**Task details**
Write out each line beneath this one exactly as it reads.

Collected data:
"""

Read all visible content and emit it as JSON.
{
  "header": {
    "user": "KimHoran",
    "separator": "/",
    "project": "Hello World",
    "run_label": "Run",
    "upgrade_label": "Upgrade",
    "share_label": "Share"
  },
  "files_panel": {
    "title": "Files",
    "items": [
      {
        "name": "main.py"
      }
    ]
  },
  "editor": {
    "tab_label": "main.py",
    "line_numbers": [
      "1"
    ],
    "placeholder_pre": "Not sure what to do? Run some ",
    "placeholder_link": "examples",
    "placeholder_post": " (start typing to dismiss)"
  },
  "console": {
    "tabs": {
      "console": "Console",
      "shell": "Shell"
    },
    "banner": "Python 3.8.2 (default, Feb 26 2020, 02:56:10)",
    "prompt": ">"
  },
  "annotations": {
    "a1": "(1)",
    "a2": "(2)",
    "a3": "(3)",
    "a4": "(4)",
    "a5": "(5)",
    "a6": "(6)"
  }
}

"""

**Response for this exercise**
Read all visible content and emit it as JSON.
{
  "header": {
    "user": "KimHoran",
    "separator": "/",
    "project": "Hello World",
    "run_label": "Run",
    "upgrade_label": "Upgrade",
    "share_label": "Share"
  },
  "files_panel": {
    "title": "Files",
    "items": [
      {
        "name": "main.py"
      }
    ]
  },
  "editor": {
    "tab_label": "main.py",
    "line_numbers": [
      "1"
    ],
    "placeholder_pre": "Not sure what to do? Run some ",
    "placeholder_link": "examples",
    "placeholder_post": " (start typing to dismiss)"
  },
  "console": {
    "tabs": {
      "console": "Console",
      "shell": "Shell"
    },
    "banner": "Python 3.8.2 (default, Feb 26 2020, 02:56:10)",
    "prompt": ">"
  },
  "annotations": {
    "a1": "(1)",
    "a2": "(2)",
    "a3": "(3)",
    "a4": "(4)",
    "a5": "(5)",
    "a6": "(6)"
  }
}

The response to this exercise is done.